───── Exercise data

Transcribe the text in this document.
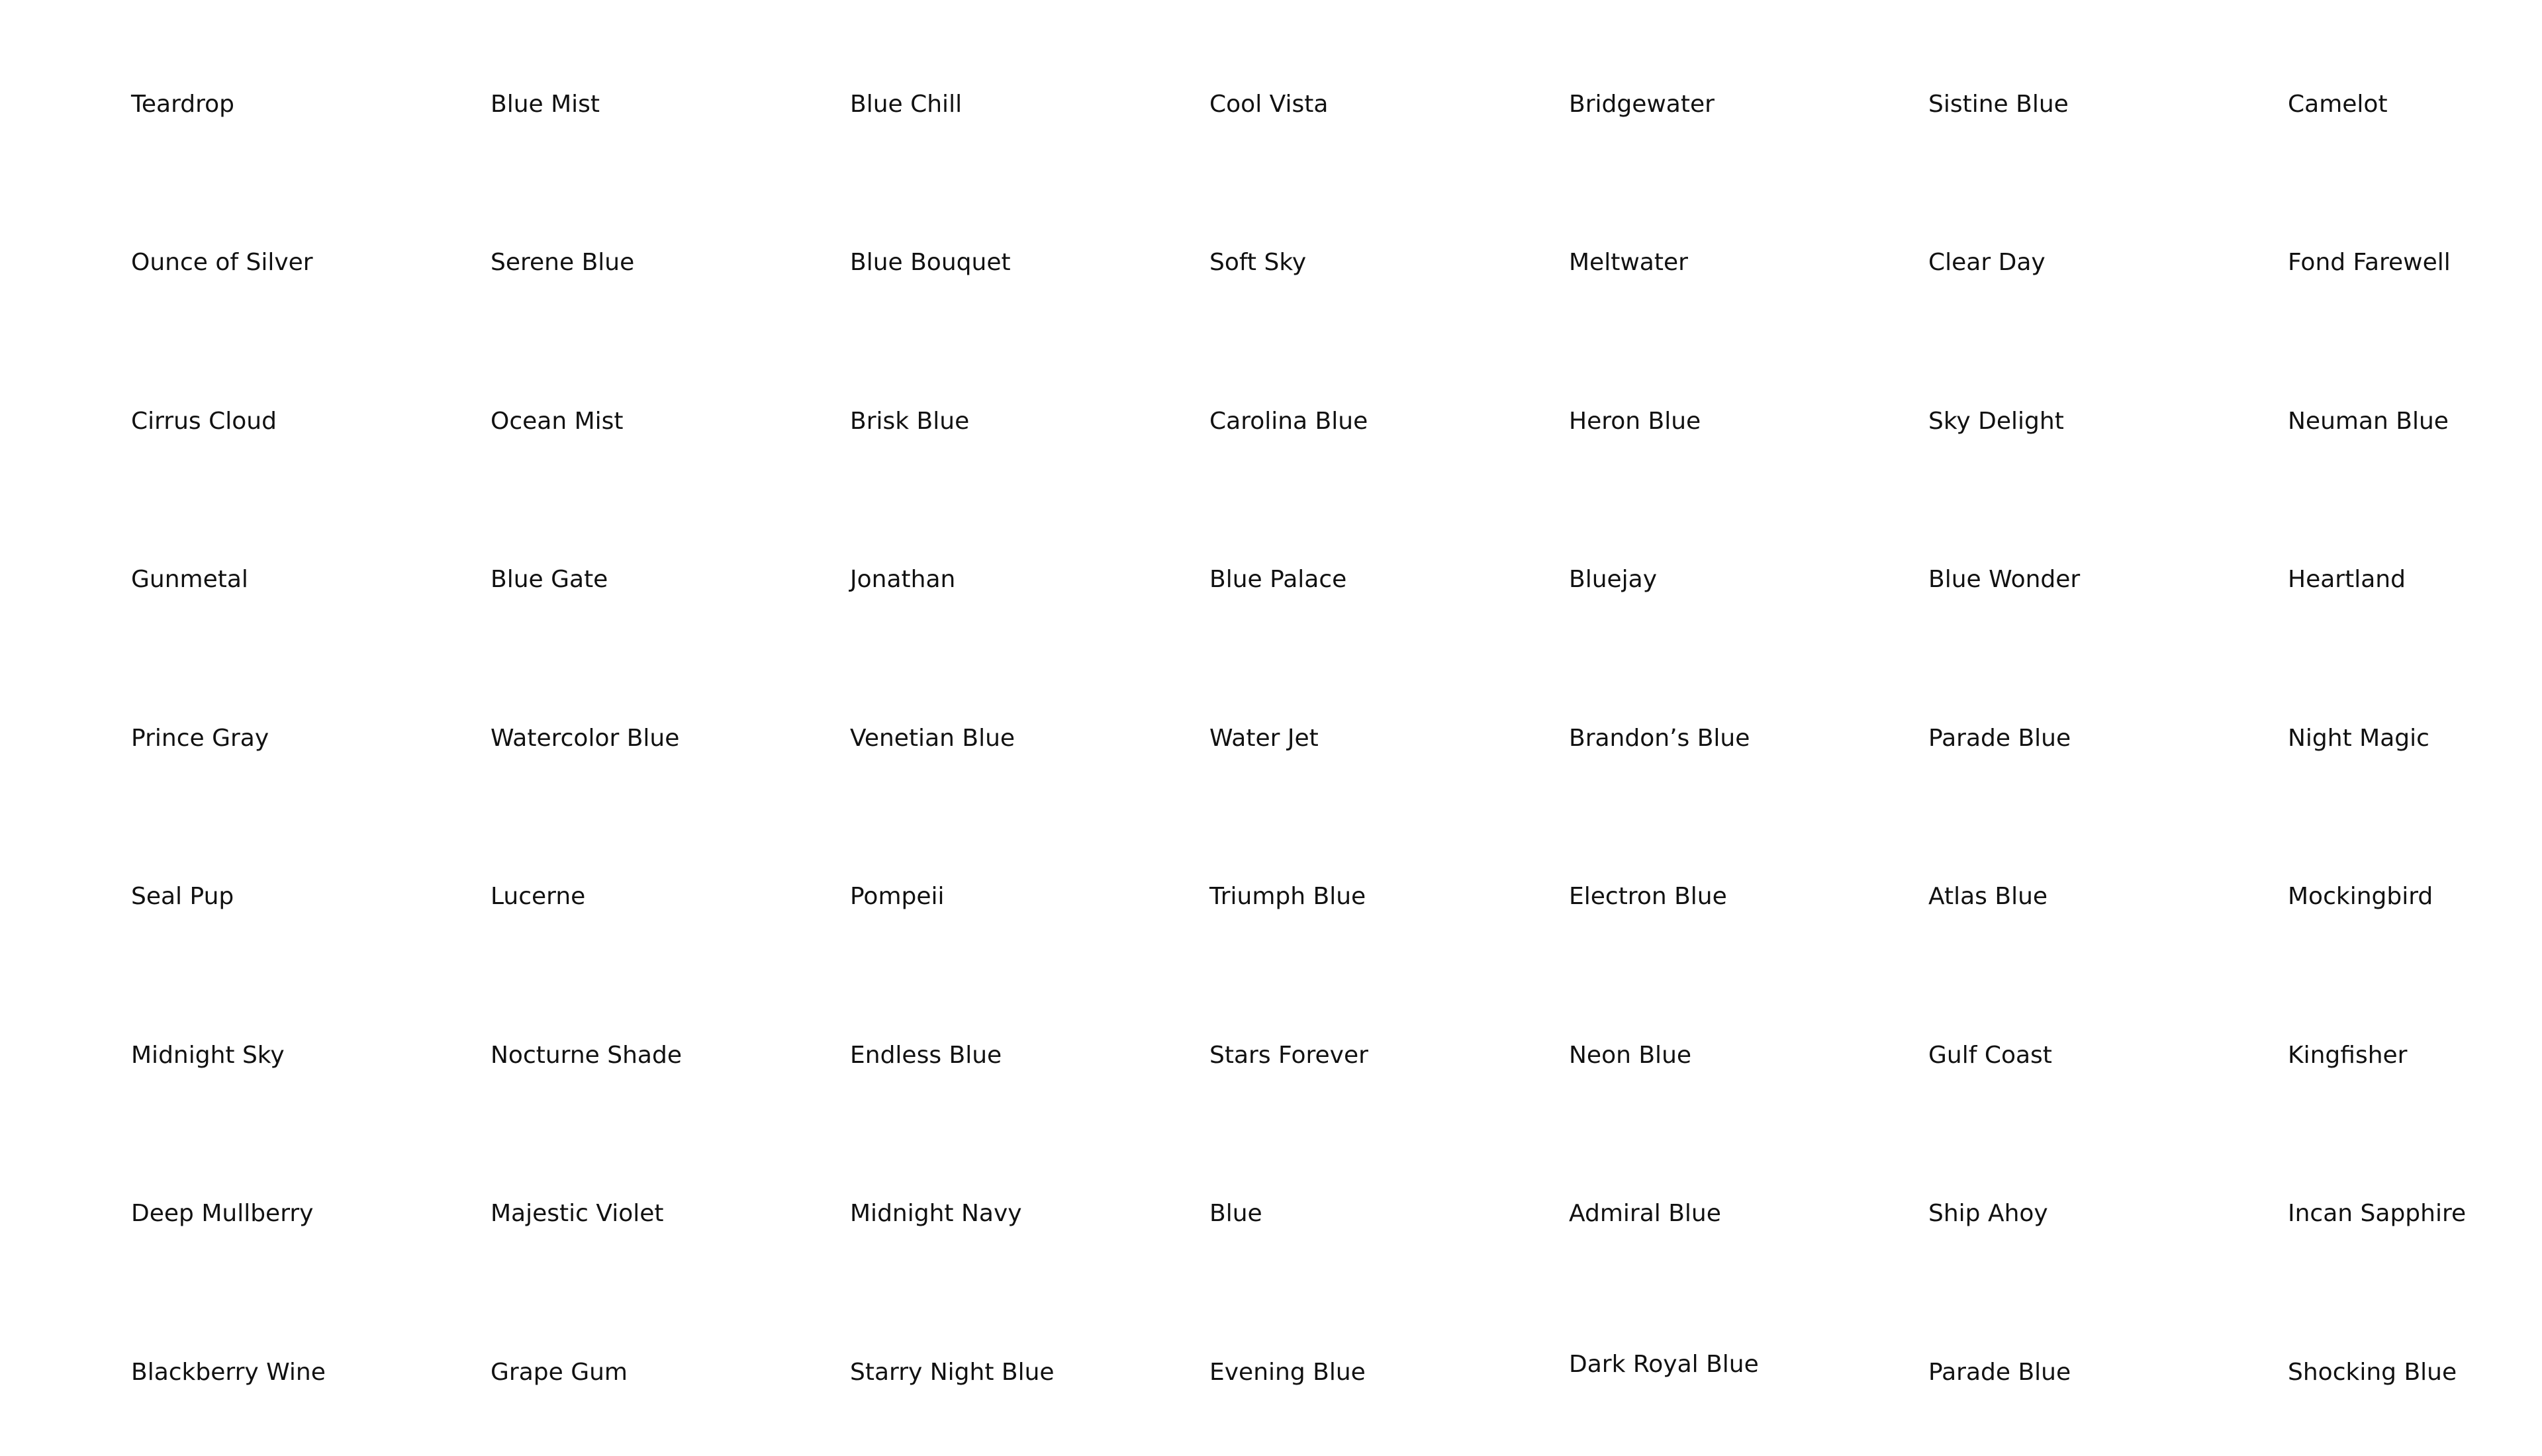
Teardrop	Blue Mist	Blue Chill	Cool Vista	Bridgewater	Sistine Blue	Camelot
Ounce of Silver	Serene Blue	Blue Bouquet	Soft Sky	Meltwater	Clear Day	Fond Farewell
Cirrus Cloud	Ocean Mist	Brisk Blue	Carolina Blue	Heron Blue	Sky Delight	Neuman Blue
Gunmetal	Blue Gate	Jonathan	Blue Palace	Bluejay	Blue Wonder	Heartland
Prince Gray	Watercolor Blue	Venetian Blue	Water Jet	Brandon’s Blue	Parade Blue	Night Magic
Seal Pup	Lucerne	Pompeii	Triumph Blue	Electron Blue	Atlas Blue	Mockingbird
Midnight Sky	Nocturne Shade	Endless Blue	Stars Forever	Neon Blue	Gulf Coast	Kingfisher
Deep Mullberry	Majestic Violet	Midnight Navy	Blue	Admiral Blue	Ship Ahoy	Incan Sapphire
Blackberry Wine	Grape Gum	Starry Night Blue	Evening Blue	Dark Royal Blue	Parade Blue	Shocking Blue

──────────

(What you need to do):
Leave out the pictures and restate everything else word for word.

(Solution to the exercise):
Transcribe the text in this document.
Teardrop	Blue Mist	Blue Chill	Cool Vista	Bridgewater	Sistine Blue	Camelot
Ounce of Silver	Serene Blue	Blue Bouquet	Soft Sky	Meltwater	Clear Day	Fond Farewell
Cirrus Cloud	Ocean Mist	Brisk Blue	Carolina Blue	Heron Blue	Sky Delight	Neuman Blue
Gunmetal	Blue Gate	Jonathan	Blue Palace	Bluejay	Blue Wonder	Heartland
Prince Gray	Watercolor Blue	Venetian Blue	Water Jet	Brandon’s Blue	Parade Blue	Night Magic
Seal Pup	Lucerne	Pompeii	Triumph Blue	Electron Blue	Atlas Blue	Mockingbird
Midnight Sky	Nocturne Shade	Endless Blue	Stars Forever	Neon Blue	Gulf Coast	Kingfisher
Deep Mullberry	Majestic Violet	Midnight Navy	Blue	Admiral Blue	Ship Ahoy	Incan Sapphire
Blackberry Wine	Grape Gum	Starry Night Blue	Evening Blue	Dark Royal Blue	Parade Blue	Shocking Blue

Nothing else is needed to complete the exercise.